What you have to do ▸ What is the number of lines in the data holding the word "dont"? Give that number by itself.

◇ ◇ ◇ ◇ ◇ ◇ ◇

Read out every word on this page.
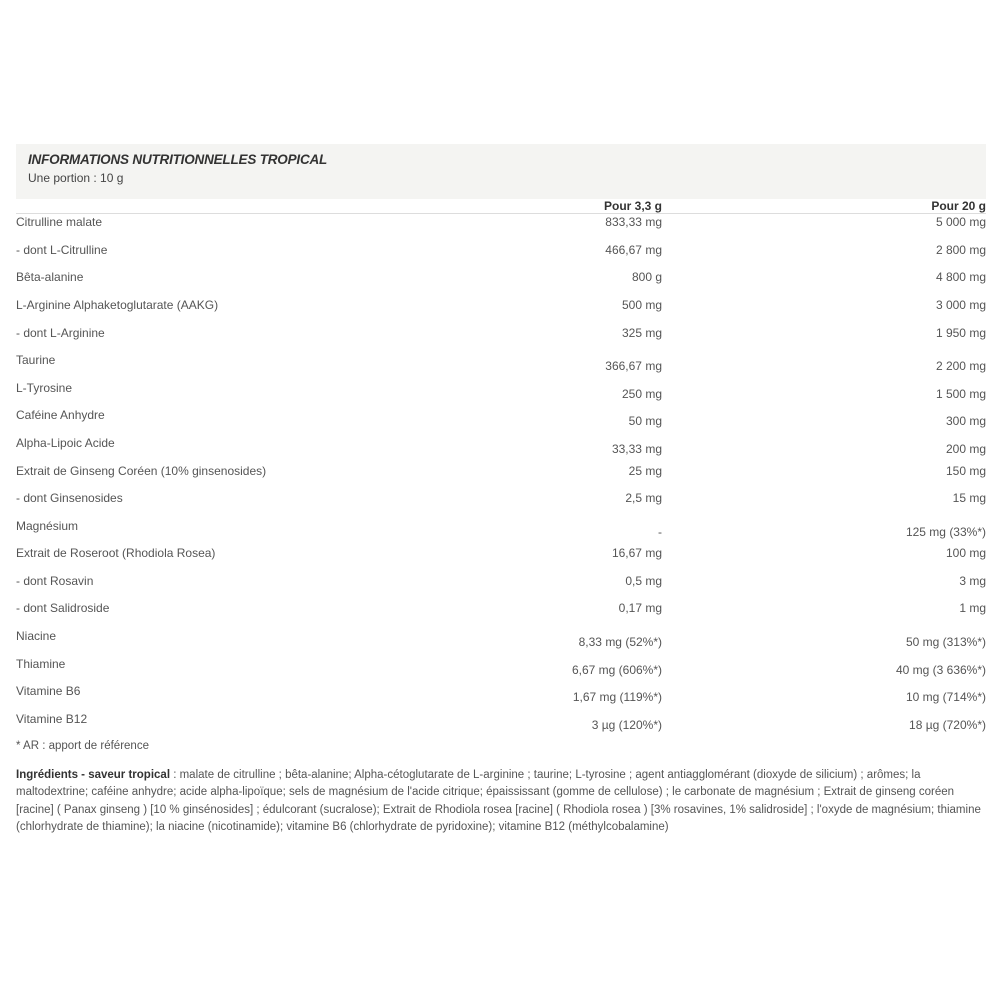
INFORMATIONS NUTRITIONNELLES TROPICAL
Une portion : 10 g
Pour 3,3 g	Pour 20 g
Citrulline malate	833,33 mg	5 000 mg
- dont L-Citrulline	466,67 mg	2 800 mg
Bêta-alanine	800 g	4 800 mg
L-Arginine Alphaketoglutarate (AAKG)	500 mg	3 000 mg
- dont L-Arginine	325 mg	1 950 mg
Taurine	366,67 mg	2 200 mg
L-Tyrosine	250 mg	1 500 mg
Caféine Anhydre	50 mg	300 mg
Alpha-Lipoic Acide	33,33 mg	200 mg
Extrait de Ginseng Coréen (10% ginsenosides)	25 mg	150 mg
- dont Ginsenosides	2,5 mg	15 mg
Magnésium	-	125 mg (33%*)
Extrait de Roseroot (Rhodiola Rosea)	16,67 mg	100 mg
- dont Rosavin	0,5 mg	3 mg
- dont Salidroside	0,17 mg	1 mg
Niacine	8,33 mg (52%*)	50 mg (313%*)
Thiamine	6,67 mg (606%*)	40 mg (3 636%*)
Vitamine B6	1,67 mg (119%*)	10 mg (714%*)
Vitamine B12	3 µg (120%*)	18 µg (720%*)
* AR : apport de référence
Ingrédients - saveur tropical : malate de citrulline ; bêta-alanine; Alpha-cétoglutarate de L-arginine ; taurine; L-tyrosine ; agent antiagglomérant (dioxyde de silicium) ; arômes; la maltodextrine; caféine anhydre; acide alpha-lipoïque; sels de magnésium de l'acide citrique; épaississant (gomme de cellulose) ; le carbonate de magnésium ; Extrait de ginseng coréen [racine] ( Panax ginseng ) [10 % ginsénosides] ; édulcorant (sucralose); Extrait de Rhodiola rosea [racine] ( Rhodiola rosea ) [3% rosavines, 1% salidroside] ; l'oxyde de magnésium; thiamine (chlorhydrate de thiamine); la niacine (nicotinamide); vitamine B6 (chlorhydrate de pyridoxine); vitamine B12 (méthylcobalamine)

◇ ◇ ◇ ◇ ◇ ◇ ◇

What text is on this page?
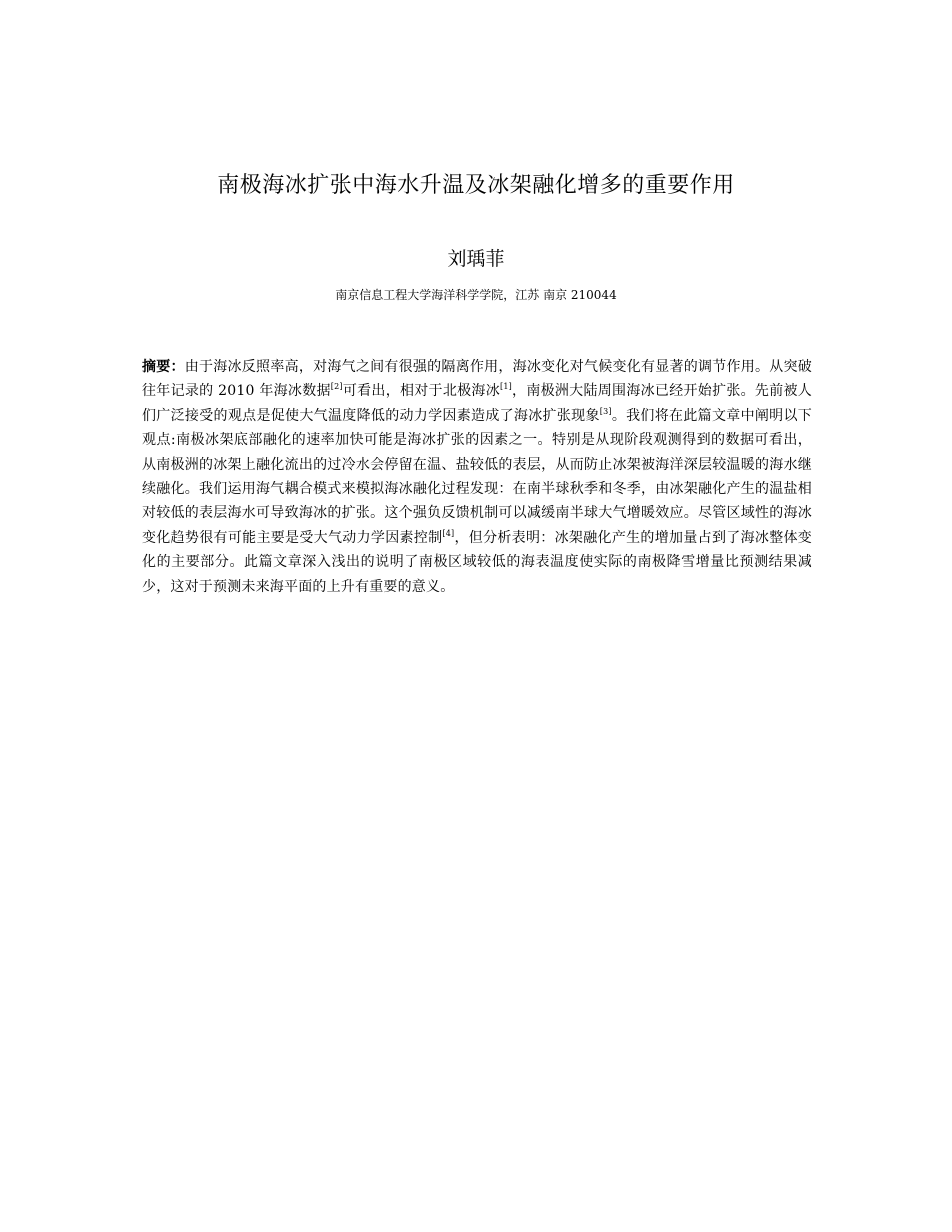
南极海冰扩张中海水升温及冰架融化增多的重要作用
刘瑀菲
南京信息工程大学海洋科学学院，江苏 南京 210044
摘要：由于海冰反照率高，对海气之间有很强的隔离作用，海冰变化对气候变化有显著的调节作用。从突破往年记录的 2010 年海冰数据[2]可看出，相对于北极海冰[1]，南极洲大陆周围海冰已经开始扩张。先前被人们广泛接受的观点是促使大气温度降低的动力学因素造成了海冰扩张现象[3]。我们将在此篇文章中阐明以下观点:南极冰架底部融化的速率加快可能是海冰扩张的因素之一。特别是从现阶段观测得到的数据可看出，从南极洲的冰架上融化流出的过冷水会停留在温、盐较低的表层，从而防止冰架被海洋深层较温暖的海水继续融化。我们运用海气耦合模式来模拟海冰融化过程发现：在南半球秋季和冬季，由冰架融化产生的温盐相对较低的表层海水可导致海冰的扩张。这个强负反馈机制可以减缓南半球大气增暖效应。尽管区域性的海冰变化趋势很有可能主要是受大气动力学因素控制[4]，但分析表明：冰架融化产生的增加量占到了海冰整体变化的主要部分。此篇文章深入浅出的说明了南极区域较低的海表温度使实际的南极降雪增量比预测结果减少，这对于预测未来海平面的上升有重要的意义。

◇ ◇ ◇ ◇ ◇ ◇ ◇

The result ▸ 5